**Given problem:** Exactly reproduce each line of the listing that follows.

-=-=-

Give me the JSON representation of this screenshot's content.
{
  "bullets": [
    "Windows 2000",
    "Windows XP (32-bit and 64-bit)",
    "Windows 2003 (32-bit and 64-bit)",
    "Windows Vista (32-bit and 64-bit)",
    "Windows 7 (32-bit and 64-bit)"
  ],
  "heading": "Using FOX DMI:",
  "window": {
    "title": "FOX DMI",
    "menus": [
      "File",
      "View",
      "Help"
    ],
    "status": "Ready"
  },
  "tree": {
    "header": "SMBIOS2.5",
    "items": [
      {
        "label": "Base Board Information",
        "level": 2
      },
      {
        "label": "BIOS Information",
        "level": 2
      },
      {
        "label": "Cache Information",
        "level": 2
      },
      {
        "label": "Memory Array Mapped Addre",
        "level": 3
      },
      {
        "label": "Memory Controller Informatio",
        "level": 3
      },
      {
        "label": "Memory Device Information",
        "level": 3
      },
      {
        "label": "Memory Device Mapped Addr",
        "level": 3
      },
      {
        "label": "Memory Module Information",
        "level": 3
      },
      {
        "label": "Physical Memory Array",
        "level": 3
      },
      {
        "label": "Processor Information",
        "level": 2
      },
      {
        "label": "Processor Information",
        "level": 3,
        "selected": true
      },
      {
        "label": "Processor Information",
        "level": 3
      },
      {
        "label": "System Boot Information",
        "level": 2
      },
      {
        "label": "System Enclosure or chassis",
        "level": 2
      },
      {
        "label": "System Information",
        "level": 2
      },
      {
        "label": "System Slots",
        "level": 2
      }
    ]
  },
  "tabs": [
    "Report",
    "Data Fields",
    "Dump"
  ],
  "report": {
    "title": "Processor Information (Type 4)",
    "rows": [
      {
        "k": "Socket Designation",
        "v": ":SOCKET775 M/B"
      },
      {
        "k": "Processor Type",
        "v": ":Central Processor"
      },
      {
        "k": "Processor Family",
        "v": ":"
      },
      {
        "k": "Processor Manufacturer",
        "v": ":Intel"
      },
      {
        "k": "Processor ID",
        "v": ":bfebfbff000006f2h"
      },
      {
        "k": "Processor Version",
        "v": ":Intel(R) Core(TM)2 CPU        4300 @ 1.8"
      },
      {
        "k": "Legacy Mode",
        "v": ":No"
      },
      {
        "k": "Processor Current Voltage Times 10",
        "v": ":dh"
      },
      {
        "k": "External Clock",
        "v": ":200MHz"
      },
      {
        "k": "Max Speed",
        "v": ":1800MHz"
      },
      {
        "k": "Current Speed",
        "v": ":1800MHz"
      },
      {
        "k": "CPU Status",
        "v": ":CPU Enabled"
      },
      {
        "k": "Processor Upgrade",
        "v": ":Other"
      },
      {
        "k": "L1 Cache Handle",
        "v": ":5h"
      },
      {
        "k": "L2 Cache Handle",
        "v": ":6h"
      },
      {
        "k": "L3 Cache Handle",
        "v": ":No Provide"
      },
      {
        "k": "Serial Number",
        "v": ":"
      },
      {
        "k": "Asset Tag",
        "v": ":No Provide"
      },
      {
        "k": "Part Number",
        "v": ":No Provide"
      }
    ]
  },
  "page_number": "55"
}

-=-=-

**Exercise output:**
Give me the JSON representation of this screenshot's content.
{
  "bullets": [
    "Windows 2000",
    "Windows XP (32-bit and 64-bit)",
    "Windows 2003 (32-bit and 64-bit)",
    "Windows Vista (32-bit and 64-bit)",
    "Windows 7 (32-bit and 64-bit)"
  ],
  "heading": "Using FOX DMI:",
  "window": {
    "title": "FOX DMI",
    "menus": [
      "File",
      "View",
      "Help"
    ],
    "status": "Ready"
  },
  "tree": {
    "header": "SMBIOS2.5",
    "items": [
      {
        "label": "Base Board Information",
        "level": 2
      },
      {
        "label": "BIOS Information",
        "level": 2
      },
      {
        "label": "Cache Information",
        "level": 2
      },
      {
        "label": "Memory Array Mapped Addre",
        "level": 3
      },
      {
        "label": "Memory Controller Informatio",
        "level": 3
      },
      {
        "label": "Memory Device Information",
        "level": 3
      },
      {
        "label": "Memory Device Mapped Addr",
        "level": 3
      },
      {
        "label": "Memory Module Information",
        "level": 3
      },
      {
        "label": "Physical Memory Array",
        "level": 3
      },
      {
        "label": "Processor Information",
        "level": 2
      },
      {
        "label": "Processor Information",
        "level": 3,
        "selected": true
      },
      {
        "label": "Processor Information",
        "level": 3
      },
      {
        "label": "System Boot Information",
        "level": 2
      },
      {
        "label": "System Enclosure or chassis",
        "level": 2
      },
      {
        "label": "System Information",
        "level": 2
      },
      {
        "label": "System Slots",
        "level": 2
      }
    ]
  },
  "tabs": [
    "Report",
    "Data Fields",
    "Dump"
  ],
  "report": {
    "title": "Processor Information (Type 4)",
    "rows": [
      {
        "k": "Socket Designation",
        "v": ":SOCKET775 M/B"
      },
      {
        "k": "Processor Type",
        "v": ":Central Processor"
      },
      {
        "k": "Processor Family",
        "v": ":"
      },
      {
        "k": "Processor Manufacturer",
        "v": ":Intel"
      },
      {
        "k": "Processor ID",
        "v": ":bfebfbff000006f2h"
      },
      {
        "k": "Processor Version",
        "v": ":Intel(R) Core(TM)2 CPU        4300 @ 1.8"
      },
      {
        "k": "Legacy Mode",
        "v": ":No"
      },
      {
        "k": "Processor Current Voltage Times 10",
        "v": ":dh"
      },
      {
        "k": "External Clock",
        "v": ":200MHz"
      },
      {
        "k": "Max Speed",
        "v": ":1800MHz"
      },
      {
        "k": "Current Speed",
        "v": ":1800MHz"
      },
      {
        "k": "CPU Status",
        "v": ":CPU Enabled"
      },
      {
        "k": "Processor Upgrade",
        "v": ":Other"
      },
      {
        "k": "L1 Cache Handle",
        "v": ":5h"
      },
      {
        "k": "L2 Cache Handle",
        "v": ":6h"
      },
      {
        "k": "L3 Cache Handle",
        "v": ":No Provide"
      },
      {
        "k": "Serial Number",
        "v": ":"
      },
      {
        "k": "Asset Tag",
        "v": ":No Provide"
      },
      {
        "k": "Part Number",
        "v": ":No Provide"
      }
    ]
  },
  "page_number": "55"
}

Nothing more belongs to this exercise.